#### [Data rows]
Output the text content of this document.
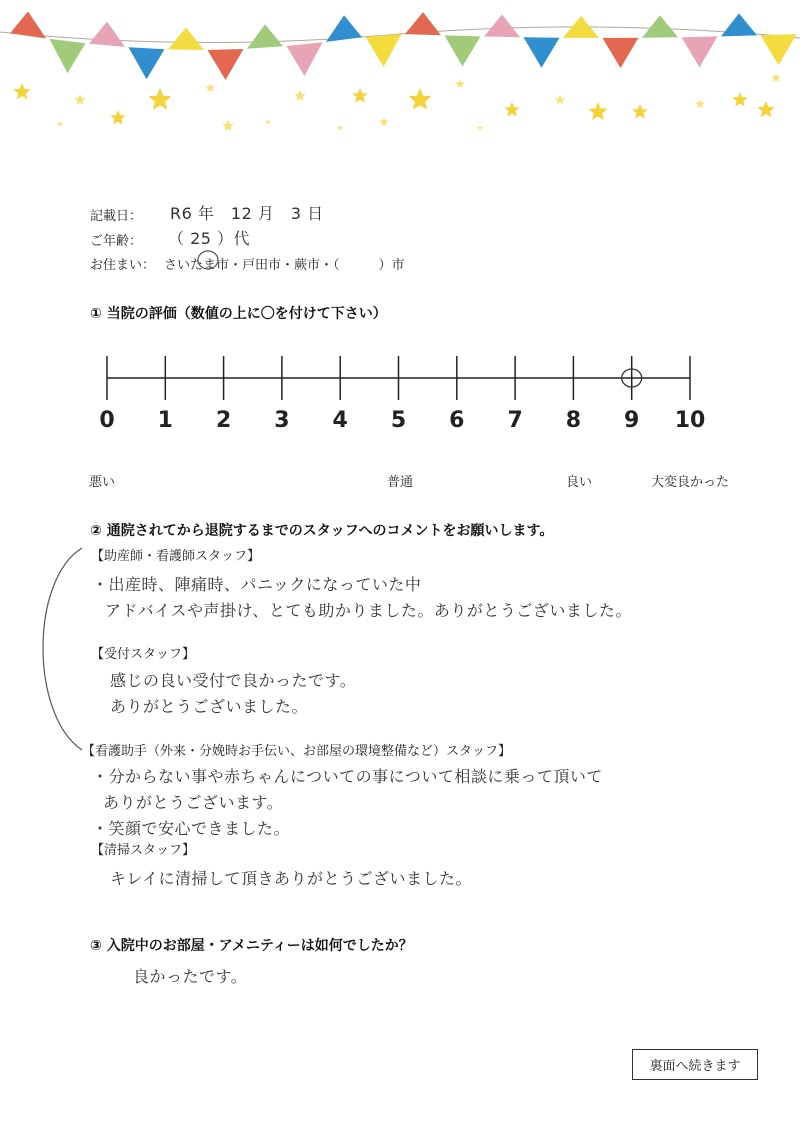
記載日： R6 年　12 月　3 日
ご年齢： （ 25 ）代
お住まい： さいたま市・戸田市・蕨市・（　　　）市
① 当院の評価（数値の上に〇を付けて下さい）
0	1	2	3	4	5	6	7	8	9	10
悪い	普通	良い	大変良かった
② 通院されてから退院するまでのスタッフへのコメントをお願いします。
【助産師・看護師スタッフ】
・出産時、陣痛時、パニックになっていた中
アドバイスや声掛け、とても助かりました。ありがとうございました。
【受付スタッフ】
感じの良い受付で良かったです。
ありがとうございました。
【看護助手（外来・分娩時お手伝い、お部屋の環境整備など）スタッフ】
・分からない事や赤ちゃんについての事について相談に乗って頂いて
ありがとうございます。
・笑顔で安心できました。
【清掃スタッフ】
キレイに清掃して頂きありがとうございました。
③ 入院中のお部屋・アメニティーは如何でしたか？
良かったです。
裏面へ続きます
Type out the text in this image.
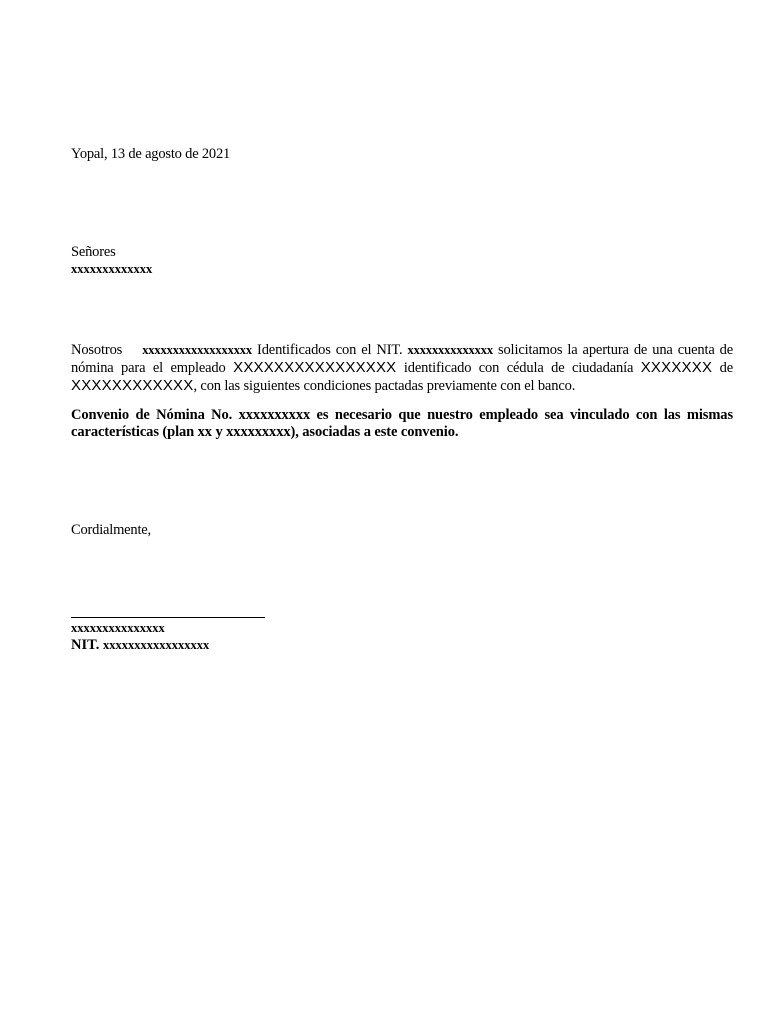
Yopal, 13 de agosto de 2021
Señores
xxxxxxxxxxxxx
Nosotros xxxxxxxxxxxxxxxxxx Identificados con el NIT. xxxxxxxxxxxxxx solicitamos la apertura de una cuenta de nómina para el empleado XXXXXXXXXXXXXXXX identificado con cédula de ciudadanía XXXXXXX de XXXXXXXXXXXX, con las siguientes condiciones pactadas previamente con el banco.
Convenio de Nómina No. xxxxxxxxxx es necesario que nuestro empleado sea vinculado con las mismas características (plan xx y xxxxxxxxx), asociadas a este convenio.
Cordialmente,
xxxxxxxxxxxxxxx
NIT. xxxxxxxxxxxxxxxxx
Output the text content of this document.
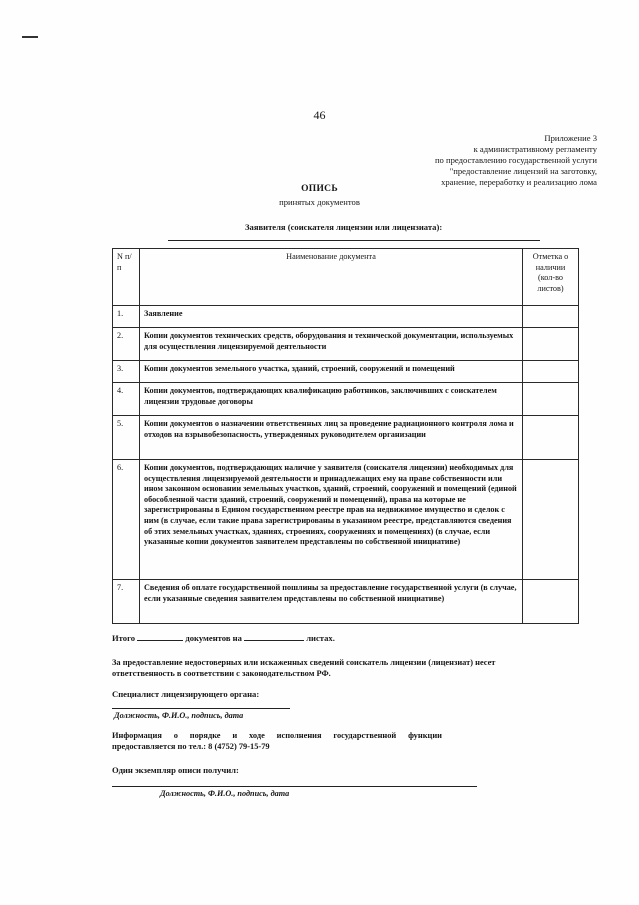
46
Приложение 3
к административному регламенту
по предоставлению государственной услуги
"предоставление лицензий на заготовку,
хранение, переработку и реализацию лома
ОПИСЬ
принятых документов
Заявителя (соискателя лицензии или лицензиата):
N п/п	Наименование документа	Отметка о наличии (кол-во листов)
1.	Заявление	
2.	Копии документов технических средств, оборудования и технической документации, используемых для осуществления лицензируемой деятельности	
3.	Копии документов земельного участка, зданий, строений, сооружений и помещений	
4.	Копии документов, подтверждающих квалификацию работников, заключивших с соискателем лицензии трудовые договоры	
5.	Копии документов о назначении ответственных лиц за проведение радиационного контроля лома и отходов на взрывобезопасность, утвержденных руководителем организации	
6.	Копии документов, подтверждающих наличие у заявителя (соискателя лицензии) необходимых для осуществления лицензируемой деятельности и принадлежащих ему на праве собственности или ином законном основании земельных участков, зданий, строений, сооружений и помещений (единой обособленной части зданий, строений, сооружений и помещений), права на которые не зарегистрированы в Едином государственном реестре прав на недвижимое имущество и сделок с ним (в случае, если такие права зарегистрированы в указанном реестре, представляются сведения об этих земельных участках, зданиях, строениях, сооружениях и помещениях) (в случае, если указанные копии документов заявителем представлены по собственной инициативе)	
7.	Сведения об оплате государственной пошлины за предоставление государственной услуги (в случае, если указанные сведения заявителем представлены по собственной инициативе)	
Итого	документов на	листах.
За предоставление недостоверных или искаженных сведений соискатель лицензии (лицензиат) несет ответственность в соответствии с законодательством РФ.
Специалист лицензирующего органа:
Должность, Ф.И.О., подпись, дата
Информация о порядке и ходе исполнения государственной функции
предоставляется по тел.: 8 (4752) 79-15-79
Один экземпляр описи получил:
Должность, Ф.И.О., подпись, дата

#### [What you need to do]
Repeat the records above exactly, omitting every picture.

#### [Written answer]
Output the text content of this document.
記載日： R6 年　12 月　3 日
ご年齢： （ 25 ）代
お住まい： さいたま市・戸田市・蕨市・（　　　）市
① 当院の評価（数値の上に〇を付けて下さい）
0	1	2	3	4	5	6	7	8	9	10
悪い	普通	良い	大変良かった
② 通院されてから退院するまでのスタッフへのコメントをお願いします。
【助産師・看護師スタッフ】
・出産時、陣痛時、パニックになっていた中
アドバイスや声掛け、とても助かりました。ありがとうございました。
【受付スタッフ】
感じの良い受付で良かったです。
ありがとうございました。
【看護助手（外来・分娩時お手伝い、お部屋の環境整備など）スタッフ】
・分からない事や赤ちゃんについての事について相談に乗って頂いて
ありがとうございます。
・笑顔で安心できました。
【清掃スタッフ】
キレイに清掃して頂きありがとうございました。
③ 入院中のお部屋・アメニティーは如何でしたか？
良かったです。
裏面へ続きます
Type out the text in this image.
Yopal, 13 de agosto de 2021
Señores
xxxxxxxxxxxxx
Nosotros xxxxxxxxxxxxxxxxxx Identificados con el NIT. xxxxxxxxxxxxxx solicitamos la apertura de una cuenta de nómina para el empleado XXXXXXXXXXXXXXXX identificado con cédula de ciudadanía XXXXXXX de XXXXXXXXXXXX, con las siguientes condiciones pactadas previamente con el banco.
Convenio de Nómina No. xxxxxxxxxx es necesario que nuestro empleado sea vinculado con las mismas características (plan xx y xxxxxxxxx), asociadas a este convenio.
Cordialmente,
xxxxxxxxxxxxxxx
NIT. xxxxxxxxxxxxxxxxx
Output the text content of this document.
46
Приложение 3
к административному регламенту
по предоставлению государственной услуги
"предоставление лицензий на заготовку,
хранение, переработку и реализацию лома
ОПИСЬ
принятых документов
Заявителя (соискателя лицензии или лицензиата):
N п/п	Наименование документа	Отметка о наличии (кол-во листов)
1.	Заявление	
2.	Копии документов технических средств, оборудования и технической документации, используемых для осуществления лицензируемой деятельности	
3.	Копии документов земельного участка, зданий, строений, сооружений и помещений	
4.	Копии документов, подтверждающих квалификацию работников, заключивших с соискателем лицензии трудовые договоры	
5.	Копии документов о назначении ответственных лиц за проведение радиационного контроля лома и отходов на взрывобезопасность, утвержденных руководителем организации	
6.	Копии документов, подтверждающих наличие у заявителя (соискателя лицензии) необходимых для осуществления лицензируемой деятельности и принадлежащих ему на праве собственности или ином законном основании земельных участков, зданий, строений, сооружений и помещений (единой обособленной части зданий, строений, сооружений и помещений), права на которые не зарегистрированы в Едином государственном реестре прав на недвижимое имущество и сделок с ним (в случае, если такие права зарегистрированы в указанном реестре, представляются сведения об этих земельных участках, зданиях, строениях, сооружениях и помещениях) (в случае, если указанные копии документов заявителем представлены по собственной инициативе)	
7.	Сведения об оплате государственной пошлины за предоставление государственной услуги (в случае, если указанные сведения заявителем представлены по собственной инициативе)	
Итого	документов на	листах.
За предоставление недостоверных или искаженных сведений соискатель лицензии (лицензиат) несет ответственность в соответствии с законодательством РФ.
Специалист лицензирующего органа:
Должность, Ф.И.О., подпись, дата
Информация о порядке и ходе исполнения государственной функции
предоставляется по тел.: 8 (4752) 79-15-79
Один экземпляр описи получил:
Должность, Ф.И.О., подпись, дата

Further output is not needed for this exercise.